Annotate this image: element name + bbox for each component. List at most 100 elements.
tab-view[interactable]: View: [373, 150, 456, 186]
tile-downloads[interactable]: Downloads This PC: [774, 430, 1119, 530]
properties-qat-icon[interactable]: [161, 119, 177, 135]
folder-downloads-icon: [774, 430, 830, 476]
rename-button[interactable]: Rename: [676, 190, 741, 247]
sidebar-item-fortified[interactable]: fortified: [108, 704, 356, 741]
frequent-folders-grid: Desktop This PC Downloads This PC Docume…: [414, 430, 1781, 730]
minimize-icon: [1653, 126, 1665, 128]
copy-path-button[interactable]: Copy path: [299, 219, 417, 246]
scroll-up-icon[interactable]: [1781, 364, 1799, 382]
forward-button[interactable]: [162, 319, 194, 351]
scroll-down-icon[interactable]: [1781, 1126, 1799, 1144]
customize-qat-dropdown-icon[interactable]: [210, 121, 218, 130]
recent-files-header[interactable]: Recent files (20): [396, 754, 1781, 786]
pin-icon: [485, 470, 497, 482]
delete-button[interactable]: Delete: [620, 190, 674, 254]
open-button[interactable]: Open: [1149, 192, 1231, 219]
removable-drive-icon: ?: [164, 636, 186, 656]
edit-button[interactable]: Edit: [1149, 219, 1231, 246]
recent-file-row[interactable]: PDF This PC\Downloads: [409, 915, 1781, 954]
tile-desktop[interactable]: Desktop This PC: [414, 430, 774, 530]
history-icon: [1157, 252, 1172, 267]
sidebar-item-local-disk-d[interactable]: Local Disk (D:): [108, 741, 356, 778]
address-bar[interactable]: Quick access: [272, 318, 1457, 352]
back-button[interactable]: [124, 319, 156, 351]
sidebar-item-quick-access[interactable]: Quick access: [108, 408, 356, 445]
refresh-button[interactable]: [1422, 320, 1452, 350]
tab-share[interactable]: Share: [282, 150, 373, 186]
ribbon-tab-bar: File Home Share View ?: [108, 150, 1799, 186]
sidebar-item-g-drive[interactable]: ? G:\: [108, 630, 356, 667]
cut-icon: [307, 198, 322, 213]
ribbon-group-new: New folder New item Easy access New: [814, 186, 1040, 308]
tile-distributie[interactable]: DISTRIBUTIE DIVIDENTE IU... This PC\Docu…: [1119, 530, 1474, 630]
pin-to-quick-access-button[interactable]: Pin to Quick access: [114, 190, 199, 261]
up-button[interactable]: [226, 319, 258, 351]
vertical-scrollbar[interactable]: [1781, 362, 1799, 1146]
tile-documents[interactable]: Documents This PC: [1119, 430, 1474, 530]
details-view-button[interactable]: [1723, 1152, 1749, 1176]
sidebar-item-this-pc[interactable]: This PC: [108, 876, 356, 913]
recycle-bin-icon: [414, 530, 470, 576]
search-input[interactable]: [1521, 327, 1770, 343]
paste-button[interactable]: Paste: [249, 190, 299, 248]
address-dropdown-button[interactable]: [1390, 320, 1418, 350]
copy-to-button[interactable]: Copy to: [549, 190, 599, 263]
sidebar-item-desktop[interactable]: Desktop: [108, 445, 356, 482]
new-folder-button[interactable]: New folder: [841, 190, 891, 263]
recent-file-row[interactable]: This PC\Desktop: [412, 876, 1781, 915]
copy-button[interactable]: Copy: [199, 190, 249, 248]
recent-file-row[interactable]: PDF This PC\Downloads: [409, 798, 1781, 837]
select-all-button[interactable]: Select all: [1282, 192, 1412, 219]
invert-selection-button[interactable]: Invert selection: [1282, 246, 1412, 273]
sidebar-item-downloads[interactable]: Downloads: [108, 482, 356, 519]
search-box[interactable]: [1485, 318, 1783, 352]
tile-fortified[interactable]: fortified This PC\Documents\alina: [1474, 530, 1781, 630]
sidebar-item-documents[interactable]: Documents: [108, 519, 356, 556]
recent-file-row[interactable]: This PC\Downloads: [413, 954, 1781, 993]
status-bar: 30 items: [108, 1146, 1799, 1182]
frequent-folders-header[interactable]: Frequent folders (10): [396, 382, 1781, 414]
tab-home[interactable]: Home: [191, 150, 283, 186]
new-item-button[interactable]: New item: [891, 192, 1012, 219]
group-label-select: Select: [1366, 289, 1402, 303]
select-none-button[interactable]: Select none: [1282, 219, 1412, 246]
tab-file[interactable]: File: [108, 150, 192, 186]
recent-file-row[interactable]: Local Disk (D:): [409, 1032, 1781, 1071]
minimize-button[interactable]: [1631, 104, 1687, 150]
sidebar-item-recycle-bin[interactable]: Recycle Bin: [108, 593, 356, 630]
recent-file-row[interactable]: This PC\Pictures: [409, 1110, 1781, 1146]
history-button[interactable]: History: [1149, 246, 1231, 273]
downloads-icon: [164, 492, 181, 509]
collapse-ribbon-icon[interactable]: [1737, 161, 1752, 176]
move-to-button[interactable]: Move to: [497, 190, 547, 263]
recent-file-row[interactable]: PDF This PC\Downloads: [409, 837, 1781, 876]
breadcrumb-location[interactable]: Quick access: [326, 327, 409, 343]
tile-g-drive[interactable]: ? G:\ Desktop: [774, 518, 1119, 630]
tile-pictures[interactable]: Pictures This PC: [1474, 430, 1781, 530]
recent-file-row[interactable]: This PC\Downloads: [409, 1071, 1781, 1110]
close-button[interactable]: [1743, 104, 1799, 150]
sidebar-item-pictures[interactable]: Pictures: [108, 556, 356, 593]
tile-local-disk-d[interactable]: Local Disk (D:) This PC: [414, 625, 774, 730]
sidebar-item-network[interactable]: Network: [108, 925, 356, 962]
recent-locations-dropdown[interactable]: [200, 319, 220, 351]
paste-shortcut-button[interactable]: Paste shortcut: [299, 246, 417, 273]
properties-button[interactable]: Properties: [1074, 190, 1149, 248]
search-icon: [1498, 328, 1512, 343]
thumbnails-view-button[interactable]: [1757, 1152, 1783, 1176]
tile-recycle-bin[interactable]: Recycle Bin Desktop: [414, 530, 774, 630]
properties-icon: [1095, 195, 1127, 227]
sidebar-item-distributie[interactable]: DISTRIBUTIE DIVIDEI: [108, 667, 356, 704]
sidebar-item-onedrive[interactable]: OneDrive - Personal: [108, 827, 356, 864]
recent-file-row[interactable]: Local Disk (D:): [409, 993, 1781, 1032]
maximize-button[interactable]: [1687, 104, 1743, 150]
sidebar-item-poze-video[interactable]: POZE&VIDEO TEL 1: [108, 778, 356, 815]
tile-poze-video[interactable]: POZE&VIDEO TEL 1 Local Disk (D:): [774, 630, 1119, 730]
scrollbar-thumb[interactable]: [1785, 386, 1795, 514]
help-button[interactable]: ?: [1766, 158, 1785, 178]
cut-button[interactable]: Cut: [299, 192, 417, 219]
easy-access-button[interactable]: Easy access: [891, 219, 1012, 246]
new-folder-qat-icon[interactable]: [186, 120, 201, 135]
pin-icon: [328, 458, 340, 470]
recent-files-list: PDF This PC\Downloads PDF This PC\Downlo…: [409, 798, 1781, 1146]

## Directive
Please extract every one of the lines above, reproducing each without any change.

## Answer in full
Annotate this image: element name + bbox for each component. List at most 100 elements.
tab-view[interactable]: View: [373, 150, 456, 186]
tile-downloads[interactable]: Downloads This PC: [774, 430, 1119, 530]
properties-qat-icon[interactable]: [161, 119, 177, 135]
folder-downloads-icon: [774, 430, 830, 476]
rename-button[interactable]: Rename: [676, 190, 741, 247]
sidebar-item-fortified[interactable]: fortified: [108, 704, 356, 741]
frequent-folders-grid: Desktop This PC Downloads This PC Docume…: [414, 430, 1781, 730]
minimize-icon: [1653, 126, 1665, 128]
copy-path-button[interactable]: Copy path: [299, 219, 417, 246]
scroll-up-icon[interactable]: [1781, 364, 1799, 382]
forward-button[interactable]: [162, 319, 194, 351]
scroll-down-icon[interactable]: [1781, 1126, 1799, 1144]
customize-qat-dropdown-icon[interactable]: [210, 121, 218, 130]
recent-files-header[interactable]: Recent files (20): [396, 754, 1781, 786]
pin-icon: [485, 470, 497, 482]
delete-button[interactable]: Delete: [620, 190, 674, 254]
open-button[interactable]: Open: [1149, 192, 1231, 219]
removable-drive-icon: ?: [164, 636, 186, 656]
edit-button[interactable]: Edit: [1149, 219, 1231, 246]
recent-file-row[interactable]: PDF This PC\Downloads: [409, 915, 1781, 954]
tile-desktop[interactable]: Desktop This PC: [414, 430, 774, 530]
history-icon: [1157, 252, 1172, 267]
sidebar-item-local-disk-d[interactable]: Local Disk (D:): [108, 741, 356, 778]
address-bar[interactable]: Quick access: [272, 318, 1457, 352]
back-button[interactable]: [124, 319, 156, 351]
sidebar-item-quick-access[interactable]: Quick access: [108, 408, 356, 445]
refresh-button[interactable]: [1422, 320, 1452, 350]
tab-share[interactable]: Share: [282, 150, 373, 186]
ribbon-tab-bar: File Home Share View ?: [108, 150, 1799, 186]
sidebar-item-g-drive[interactable]: ? G:\: [108, 630, 356, 667]
cut-icon: [307, 198, 322, 213]
ribbon-group-new: New folder New item Easy access New: [814, 186, 1040, 308]
tile-distributie[interactable]: DISTRIBUTIE DIVIDENTE IU... This PC\Docu…: [1119, 530, 1474, 630]
pin-to-quick-access-button[interactable]: Pin to Quick access: [114, 190, 199, 261]
up-button[interactable]: [226, 319, 258, 351]
vertical-scrollbar[interactable]: [1781, 362, 1799, 1146]
tile-documents[interactable]: Documents This PC: [1119, 430, 1474, 530]
details-view-button[interactable]: [1723, 1152, 1749, 1176]
sidebar-item-this-pc[interactable]: This PC: [108, 876, 356, 913]
recycle-bin-icon: [414, 530, 470, 576]
search-input[interactable]: [1521, 327, 1770, 343]
paste-button[interactable]: Paste: [249, 190, 299, 248]
address-dropdown-button[interactable]: [1390, 320, 1418, 350]
copy-to-button[interactable]: Copy to: [549, 190, 599, 263]
sidebar-item-desktop[interactable]: Desktop: [108, 445, 356, 482]
new-folder-button[interactable]: New folder: [841, 190, 891, 263]
recent-file-row[interactable]: This PC\Desktop: [412, 876, 1781, 915]
copy-button[interactable]: Copy: [199, 190, 249, 248]
recent-file-row[interactable]: PDF This PC\Downloads: [409, 798, 1781, 837]
select-all-button[interactable]: Select all: [1282, 192, 1412, 219]
invert-selection-button[interactable]: Invert selection: [1282, 246, 1412, 273]
sidebar-item-downloads[interactable]: Downloads: [108, 482, 356, 519]
search-box[interactable]: [1485, 318, 1783, 352]
tile-fortified[interactable]: fortified This PC\Documents\alina: [1474, 530, 1781, 630]
sidebar-item-documents[interactable]: Documents: [108, 519, 356, 556]
recent-file-row[interactable]: This PC\Downloads: [413, 954, 1781, 993]
status-bar: 30 items: [108, 1146, 1799, 1182]
frequent-folders-header[interactable]: Frequent folders (10): [396, 382, 1781, 414]
tab-home[interactable]: Home: [191, 150, 283, 186]
new-item-button[interactable]: New item: [891, 192, 1012, 219]
group-label-select: Select: [1366, 289, 1402, 303]
select-none-button[interactable]: Select none: [1282, 219, 1412, 246]
tab-file[interactable]: File: [108, 150, 192, 186]
recent-file-row[interactable]: Local Disk (D:): [409, 1032, 1781, 1071]
minimize-button[interactable]: [1631, 104, 1687, 150]
sidebar-item-recycle-bin[interactable]: Recycle Bin: [108, 593, 356, 630]
recent-file-row[interactable]: This PC\Pictures: [409, 1110, 1781, 1146]
history-button[interactable]: History: [1149, 246, 1231, 273]
downloads-icon: [164, 492, 181, 509]
collapse-ribbon-icon[interactable]: [1737, 161, 1752, 176]
move-to-button[interactable]: Move to: [497, 190, 547, 263]
recent-file-row[interactable]: PDF This PC\Downloads: [409, 837, 1781, 876]
breadcrumb-location[interactable]: Quick access: [326, 327, 409, 343]
tile-g-drive[interactable]: ? G:\ Desktop: [774, 518, 1119, 630]
tile-pictures[interactable]: Pictures This PC: [1474, 430, 1781, 530]
recent-file-row[interactable]: This PC\Downloads: [409, 1071, 1781, 1110]
close-button[interactable]: [1743, 104, 1799, 150]
sidebar-item-pictures[interactable]: Pictures: [108, 556, 356, 593]
tile-local-disk-d[interactable]: Local Disk (D:) This PC: [414, 625, 774, 730]
sidebar-item-network[interactable]: Network: [108, 925, 356, 962]
recent-locations-dropdown[interactable]: [200, 319, 220, 351]
paste-shortcut-button[interactable]: Paste shortcut: [299, 246, 417, 273]
properties-button[interactable]: Properties: [1074, 190, 1149, 248]
search-icon: [1498, 328, 1512, 343]
thumbnails-view-button[interactable]: [1757, 1152, 1783, 1176]
tile-recycle-bin[interactable]: Recycle Bin Desktop: [414, 530, 774, 630]
properties-icon: [1095, 195, 1127, 227]
sidebar-item-distributie[interactable]: DISTRIBUTIE DIVIDEI: [108, 667, 356, 704]
sidebar-item-onedrive[interactable]: OneDrive - Personal: [108, 827, 356, 864]
recent-file-row[interactable]: Local Disk (D:): [409, 993, 1781, 1032]
maximize-button[interactable]: [1687, 104, 1743, 150]
sidebar-item-poze-video[interactable]: POZE&VIDEO TEL 1: [108, 778, 356, 815]
tile-poze-video[interactable]: POZE&VIDEO TEL 1 Local Disk (D:): [774, 630, 1119, 730]
scrollbar-thumb[interactable]: [1785, 386, 1795, 514]
help-button[interactable]: ?: [1766, 158, 1785, 178]
cut-button[interactable]: Cut: [299, 192, 417, 219]
easy-access-button[interactable]: Easy access: [891, 219, 1012, 246]
new-folder-qat-icon[interactable]: [186, 120, 201, 135]
pin-icon: [328, 458, 340, 470]
recent-files-list: PDF This PC\Downloads PDF This PC\Downlo…: [409, 798, 1781, 1146]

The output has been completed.